>>

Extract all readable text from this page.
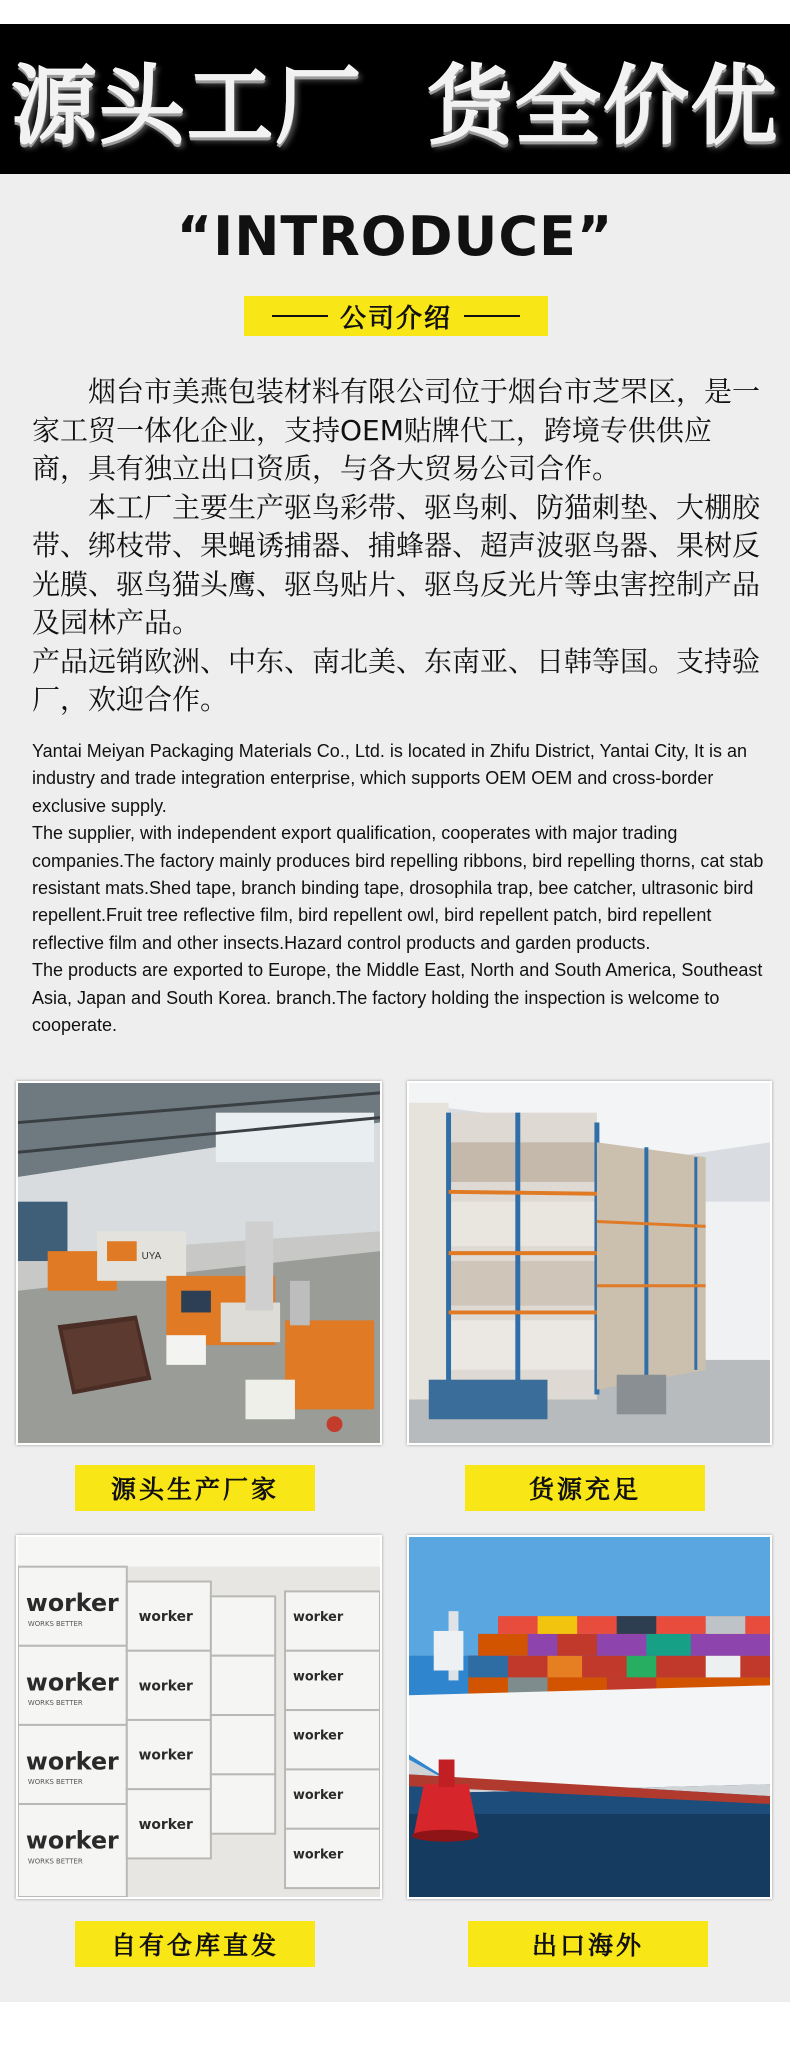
源头工厂  货全价优
“INTRODUCE”
公司介绍

　　烟台市美燕包装材料有限公司位于烟台市芝罘区，是一家工贸一体化企业，支持OEM贴牌代工，跨境专供供应商，具有独立出口资质，与各大贸易公司合作。

　　本工厂主要生产驱鸟彩带、驱鸟刺、防猫刺垫、大棚胶带、绑枝带、果蝇诱捕器、捕蜂器、超声波驱鸟器、果树反光膜、驱鸟猫头鹰、驱鸟贴片、驱鸟反光片等虫害控制产品及园林产品。

产品远销欧洲、中东、南北美、东南亚、日韩等国。支持验厂，欢迎合作。

Yantai Meiyan Packaging Materials Co., Ltd. is located in Zhifu District, Yantai City, It is an industry and trade integration enterprise, which supports OEM OEM and cross-border exclusive supply.

The supplier, with independent export qualification, cooperates with major trading companies.The factory mainly produces bird repelling ribbons, bird repelling thorns, cat stab resistant mats.Shed tape, branch binding tape, drosophila trap, bee catcher, ultrasonic bird repellent.Fruit tree reflective film, bird repellent owl, bird repellent patch, bird repellent reflective film and other insects.Hazard control products and garden products.

The products are exported to Europe, the Middle East, North and South America, Southeast Asia, Japan and South Korea. branch.The factory holding the inspection is welcome to cooperate.

UYA
源头生产厂家	货源充足
worker
worker
worker
worker
worker
worker
worker
worker
worker
worker
worker
worker
worker
WORKS BETTER
WORKS BETTER
WORKS BETTER
WORKS BETTER
自有仓库直发	出口海外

<<

## [WRITTEN INSTRUCTION]
Select and copy every line from the records that includes the word "products".

## [EXERCISE ANSWER]
The supplier, with independent export qualification, cooperates with major trading companies.The factory mainly produces bird repelling ribbons, bird repelling thorns, cat stab resistant mats.Shed tape, branch binding tape, drosophila trap, bee catcher, ultrasonic bird repellent.Fruit tree reflective film, bird repellent owl, bird repellent patch, bird repellent reflective film and other insects.Hazard control products and garden products.
The products are exported to Europe, the Middle East, North and South America, Southeast Asia, Japan and South Korea. branch.The factory holding the inspection is welcome to cooperate.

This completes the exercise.